Attività richiesta:
Prosegua il testo sul rapporto della Commissione europea relativo alle condizioni di vita e alla salute in Italia, riprendendo subito dopo l'ultima frase riportata.

Testo in esame:

######

E’ quanto afferma un rapporto della Commissione europea, secondo cui l’11% della popolazione non ha accesso a beni di prima necessità , tra cui il riscaldamento e la carne.
Questa percentuale, relativa al 2011, è pari al doppio rispetto alle altre grandi nazioni dell’Unione come Regno Unito, Francia e Germania.
Nonostante le rassicurazioni del governo sui miglioramenti della nostra economia, appaiono quindi critiche le condizioni di vita di una fetta considerevole della popolazione.
Il commissario alla sanità Tonio Borg ha pubblicato una relazione dedicata alle disuguaglianze in materia di salute tra gli Stati membri che evidenzia come i fattori socioeconomici contribuiscono a determinare le disuguaglianze: vanno dal livello del reddito al tasso di disoccupazione al livello di istruzione di una popolazione, a cui si aggiungono fattori di rischio come il tabagismo e l’obesità .
Sul fronte sanitario, nonostante le difficoltà economiche, l’Italia esce a testa alta dalla relazione di Bruxelles. I dati parlano da soli. L’Italia in 10 anni è riuscita a ridurre ulteriormente — rispetto a Francia, Germania e Regno Unito — la mortalità infantile, portandola da una media nel 2001 di 4,4 decessi per mille nati vivi, a 3,2 nel 2011.

######

Record forniti:
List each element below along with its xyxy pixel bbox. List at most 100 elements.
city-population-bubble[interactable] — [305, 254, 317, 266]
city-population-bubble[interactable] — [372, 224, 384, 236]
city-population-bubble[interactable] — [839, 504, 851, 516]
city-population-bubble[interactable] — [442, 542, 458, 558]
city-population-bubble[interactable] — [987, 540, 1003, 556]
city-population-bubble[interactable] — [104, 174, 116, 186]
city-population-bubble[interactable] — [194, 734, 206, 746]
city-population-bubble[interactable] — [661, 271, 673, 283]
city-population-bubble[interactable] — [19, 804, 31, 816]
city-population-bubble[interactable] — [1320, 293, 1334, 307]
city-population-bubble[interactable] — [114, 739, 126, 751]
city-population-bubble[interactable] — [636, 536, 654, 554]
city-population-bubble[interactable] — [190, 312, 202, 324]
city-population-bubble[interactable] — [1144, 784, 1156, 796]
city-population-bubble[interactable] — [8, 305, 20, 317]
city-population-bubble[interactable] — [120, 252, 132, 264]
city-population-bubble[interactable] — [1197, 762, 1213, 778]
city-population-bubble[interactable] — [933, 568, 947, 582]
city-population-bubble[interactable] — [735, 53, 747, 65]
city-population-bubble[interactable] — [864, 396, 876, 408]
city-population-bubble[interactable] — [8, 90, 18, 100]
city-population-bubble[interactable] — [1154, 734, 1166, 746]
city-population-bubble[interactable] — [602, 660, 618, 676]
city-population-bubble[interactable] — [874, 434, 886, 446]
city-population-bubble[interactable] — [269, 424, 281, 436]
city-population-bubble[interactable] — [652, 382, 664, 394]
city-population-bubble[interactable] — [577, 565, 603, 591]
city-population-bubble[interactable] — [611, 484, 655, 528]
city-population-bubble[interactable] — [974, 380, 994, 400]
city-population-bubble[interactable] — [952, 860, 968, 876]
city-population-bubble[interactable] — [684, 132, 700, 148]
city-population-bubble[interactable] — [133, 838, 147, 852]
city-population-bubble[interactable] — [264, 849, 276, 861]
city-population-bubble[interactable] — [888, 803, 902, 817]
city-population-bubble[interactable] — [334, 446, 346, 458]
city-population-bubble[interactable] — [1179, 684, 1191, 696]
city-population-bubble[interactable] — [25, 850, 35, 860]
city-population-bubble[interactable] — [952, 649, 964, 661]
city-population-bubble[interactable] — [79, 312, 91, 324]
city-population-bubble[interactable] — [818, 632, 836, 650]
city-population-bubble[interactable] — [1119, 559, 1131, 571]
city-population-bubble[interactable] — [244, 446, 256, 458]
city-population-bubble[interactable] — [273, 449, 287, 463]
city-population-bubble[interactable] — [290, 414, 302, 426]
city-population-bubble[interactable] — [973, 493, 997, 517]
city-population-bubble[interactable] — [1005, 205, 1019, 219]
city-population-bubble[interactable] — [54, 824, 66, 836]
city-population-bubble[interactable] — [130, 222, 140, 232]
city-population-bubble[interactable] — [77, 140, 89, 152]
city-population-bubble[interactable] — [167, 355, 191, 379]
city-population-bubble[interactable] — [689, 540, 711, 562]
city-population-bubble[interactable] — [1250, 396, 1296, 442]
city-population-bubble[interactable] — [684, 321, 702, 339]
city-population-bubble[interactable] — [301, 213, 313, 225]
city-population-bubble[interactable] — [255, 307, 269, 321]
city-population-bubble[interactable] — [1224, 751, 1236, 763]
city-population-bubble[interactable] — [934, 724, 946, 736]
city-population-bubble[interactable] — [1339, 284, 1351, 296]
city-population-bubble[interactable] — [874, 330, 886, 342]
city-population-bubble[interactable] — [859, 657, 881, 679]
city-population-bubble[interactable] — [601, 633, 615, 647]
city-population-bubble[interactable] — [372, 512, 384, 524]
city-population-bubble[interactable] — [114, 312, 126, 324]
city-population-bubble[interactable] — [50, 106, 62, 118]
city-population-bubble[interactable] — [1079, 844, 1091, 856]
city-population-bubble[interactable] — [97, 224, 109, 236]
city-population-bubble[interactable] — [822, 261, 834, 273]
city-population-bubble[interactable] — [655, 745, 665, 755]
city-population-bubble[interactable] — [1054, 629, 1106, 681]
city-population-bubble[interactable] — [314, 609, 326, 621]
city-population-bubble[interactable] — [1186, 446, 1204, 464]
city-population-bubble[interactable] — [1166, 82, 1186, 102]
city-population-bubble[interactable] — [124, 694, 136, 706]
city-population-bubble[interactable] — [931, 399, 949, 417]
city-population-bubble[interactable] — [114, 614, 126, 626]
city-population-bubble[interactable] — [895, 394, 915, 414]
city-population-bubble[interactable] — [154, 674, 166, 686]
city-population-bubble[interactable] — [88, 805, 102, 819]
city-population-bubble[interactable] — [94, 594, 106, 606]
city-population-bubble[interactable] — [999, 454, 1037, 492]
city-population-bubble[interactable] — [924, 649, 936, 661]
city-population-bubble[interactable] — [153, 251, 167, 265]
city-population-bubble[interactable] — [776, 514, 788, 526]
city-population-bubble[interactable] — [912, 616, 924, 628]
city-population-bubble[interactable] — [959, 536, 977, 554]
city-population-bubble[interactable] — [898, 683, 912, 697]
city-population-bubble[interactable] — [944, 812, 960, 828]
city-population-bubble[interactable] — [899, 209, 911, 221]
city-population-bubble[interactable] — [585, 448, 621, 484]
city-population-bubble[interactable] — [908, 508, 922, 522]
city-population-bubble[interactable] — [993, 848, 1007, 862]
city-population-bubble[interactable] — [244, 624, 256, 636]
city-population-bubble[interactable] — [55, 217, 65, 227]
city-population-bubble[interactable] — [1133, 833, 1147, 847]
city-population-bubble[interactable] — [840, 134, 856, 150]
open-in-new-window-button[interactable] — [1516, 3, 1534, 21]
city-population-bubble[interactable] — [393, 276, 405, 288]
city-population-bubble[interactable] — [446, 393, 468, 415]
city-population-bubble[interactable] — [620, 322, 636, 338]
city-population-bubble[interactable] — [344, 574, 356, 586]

######

Esito del compito:
Calo che pure si registra a livello europeo dove nello stesso periodo si è passati in media da 5,7 a 3,9 decessi.
Incoraggiante è anche la situazione in Europa che, secondo le conclusioni di Bruxelles, continua a fare passi avanti nella lotta alle disuguaglianze in materia di salute.
Infatti, oltre alla diminuzione della mortalità infantile si riduce tra gli Stati membri anche la differenza sulla speranza di vita dei loro cittadini.
Differenza che purtroppo resta ancora elevata. Un solo esempio: nel 2011 la Lituania ha registrato un tasso di mortalità maschile sotto i 65 anni tre volte più elevato di quello dell’Italia, che si pone al secondo posto nell’Ue dopo la Svezia per minor numero di decessi. Borg non ha dubbi: “colmare le disuguaglianze sanitarie in Europa deve rimanere una priorità a tutti i livelli”.